| Exercise aim |
The answer should be a single number: how many lines of the entries below hold the word "differentiation".
-- start of Information shown --
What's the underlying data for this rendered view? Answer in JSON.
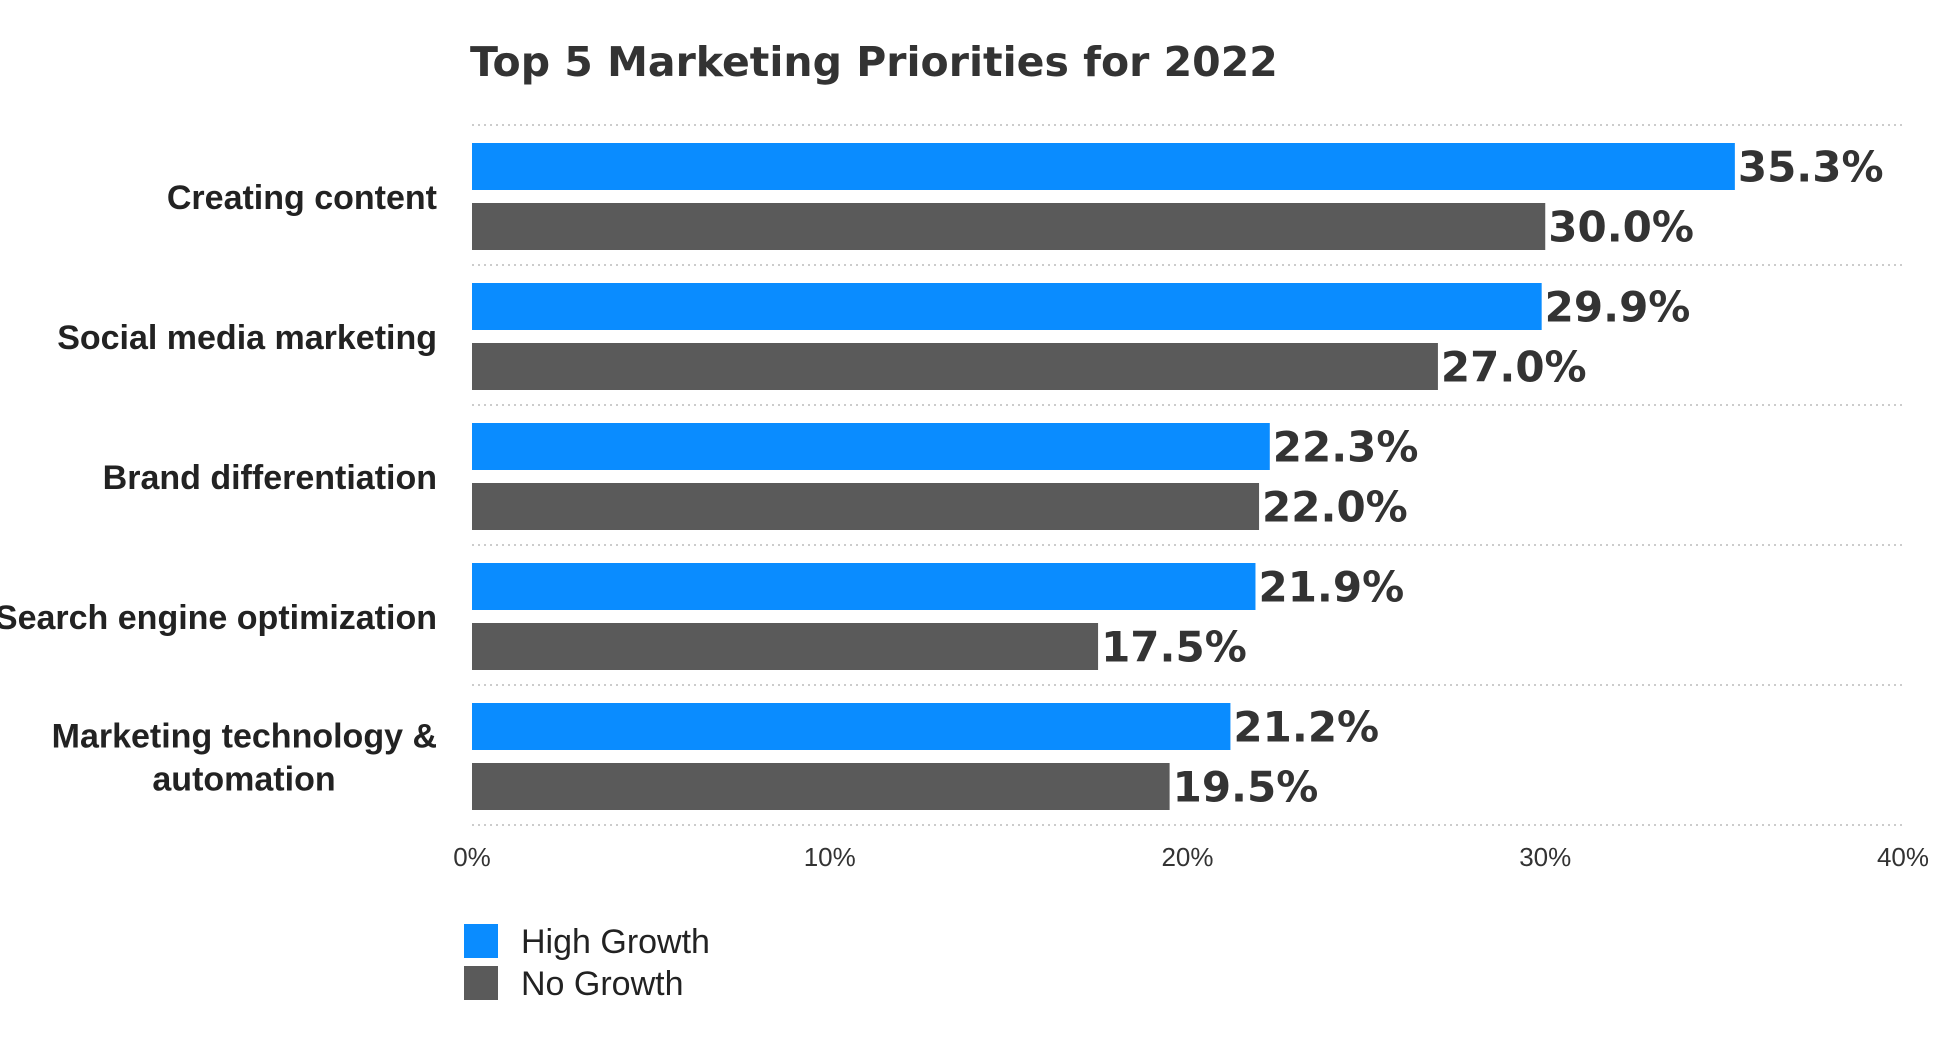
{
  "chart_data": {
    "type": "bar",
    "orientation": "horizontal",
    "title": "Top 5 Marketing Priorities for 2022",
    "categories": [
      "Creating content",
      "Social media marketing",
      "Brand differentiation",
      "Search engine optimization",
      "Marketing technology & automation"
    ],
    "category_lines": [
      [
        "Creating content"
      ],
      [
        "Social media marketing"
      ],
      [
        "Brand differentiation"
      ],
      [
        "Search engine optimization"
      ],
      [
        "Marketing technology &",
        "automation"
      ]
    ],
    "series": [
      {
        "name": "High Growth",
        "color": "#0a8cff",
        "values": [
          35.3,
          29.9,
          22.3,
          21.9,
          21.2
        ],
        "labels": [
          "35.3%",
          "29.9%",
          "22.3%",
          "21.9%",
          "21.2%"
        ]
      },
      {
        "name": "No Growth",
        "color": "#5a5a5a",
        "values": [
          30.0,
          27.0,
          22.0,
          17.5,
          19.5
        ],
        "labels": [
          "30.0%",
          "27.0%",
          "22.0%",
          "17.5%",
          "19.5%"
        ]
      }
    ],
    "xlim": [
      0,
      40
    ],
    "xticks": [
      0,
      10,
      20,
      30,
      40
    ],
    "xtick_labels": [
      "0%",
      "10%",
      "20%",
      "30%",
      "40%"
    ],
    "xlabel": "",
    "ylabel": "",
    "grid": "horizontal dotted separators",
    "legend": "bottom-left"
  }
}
-- end of Information shown --
-- start of Information shown --
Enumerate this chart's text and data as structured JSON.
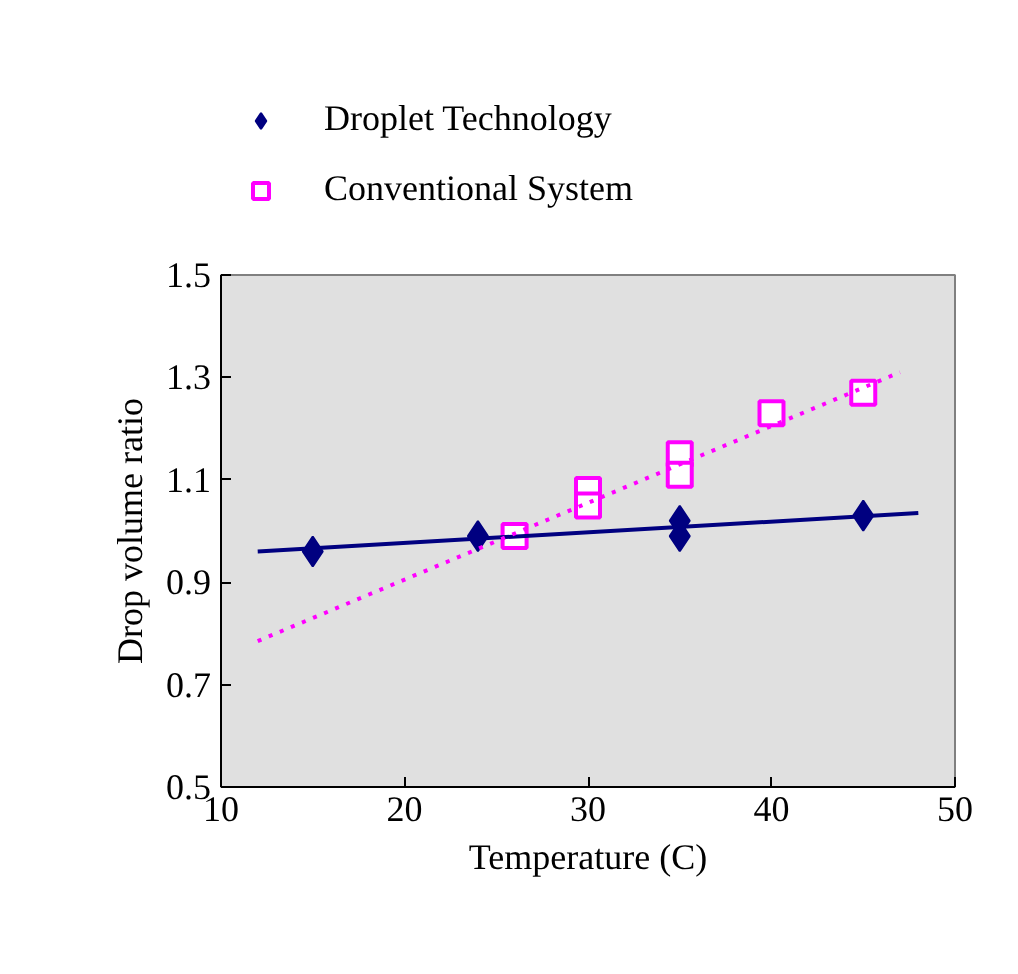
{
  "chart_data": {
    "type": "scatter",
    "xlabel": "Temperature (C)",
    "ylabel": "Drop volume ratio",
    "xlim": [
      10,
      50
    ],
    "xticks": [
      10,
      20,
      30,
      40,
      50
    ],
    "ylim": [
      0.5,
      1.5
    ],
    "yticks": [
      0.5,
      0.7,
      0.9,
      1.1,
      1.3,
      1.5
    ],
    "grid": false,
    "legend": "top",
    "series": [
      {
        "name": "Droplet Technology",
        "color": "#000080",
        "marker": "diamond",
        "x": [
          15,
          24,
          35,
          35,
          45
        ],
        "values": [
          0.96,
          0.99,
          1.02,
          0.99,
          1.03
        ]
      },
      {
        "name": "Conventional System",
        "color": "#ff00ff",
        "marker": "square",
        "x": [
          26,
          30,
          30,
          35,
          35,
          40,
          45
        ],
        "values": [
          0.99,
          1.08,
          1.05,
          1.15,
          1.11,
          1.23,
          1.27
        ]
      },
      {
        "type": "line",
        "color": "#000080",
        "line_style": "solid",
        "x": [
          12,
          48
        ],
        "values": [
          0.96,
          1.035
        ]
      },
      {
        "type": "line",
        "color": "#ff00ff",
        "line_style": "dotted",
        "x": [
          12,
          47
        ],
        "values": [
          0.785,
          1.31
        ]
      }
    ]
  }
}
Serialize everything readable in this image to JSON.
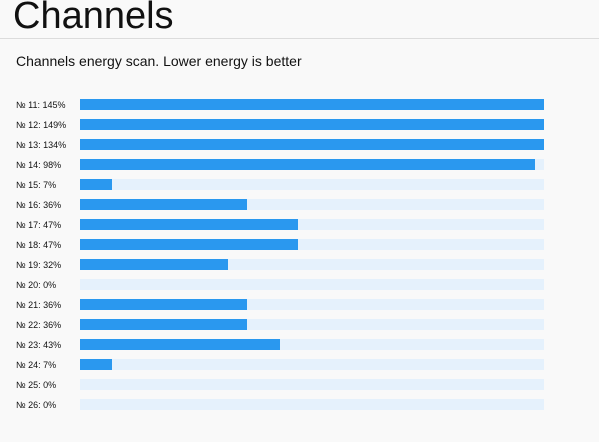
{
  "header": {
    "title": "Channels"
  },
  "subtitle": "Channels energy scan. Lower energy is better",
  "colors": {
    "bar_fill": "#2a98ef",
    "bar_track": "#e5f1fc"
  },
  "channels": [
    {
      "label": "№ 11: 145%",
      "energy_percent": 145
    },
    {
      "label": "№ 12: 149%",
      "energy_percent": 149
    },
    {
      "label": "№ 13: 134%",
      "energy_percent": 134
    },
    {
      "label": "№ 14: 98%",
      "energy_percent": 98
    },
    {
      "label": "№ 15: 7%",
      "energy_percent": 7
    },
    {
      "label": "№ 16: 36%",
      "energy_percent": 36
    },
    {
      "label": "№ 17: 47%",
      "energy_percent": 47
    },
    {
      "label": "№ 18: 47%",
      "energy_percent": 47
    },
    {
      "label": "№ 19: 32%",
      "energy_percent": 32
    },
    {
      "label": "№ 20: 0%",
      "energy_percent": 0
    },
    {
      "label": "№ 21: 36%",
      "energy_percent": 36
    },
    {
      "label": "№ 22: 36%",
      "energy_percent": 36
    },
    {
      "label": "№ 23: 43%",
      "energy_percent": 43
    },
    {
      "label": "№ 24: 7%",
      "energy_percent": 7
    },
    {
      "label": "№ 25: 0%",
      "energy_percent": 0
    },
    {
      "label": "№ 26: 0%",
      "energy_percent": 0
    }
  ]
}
-- end of Information shown --
| Task response |
2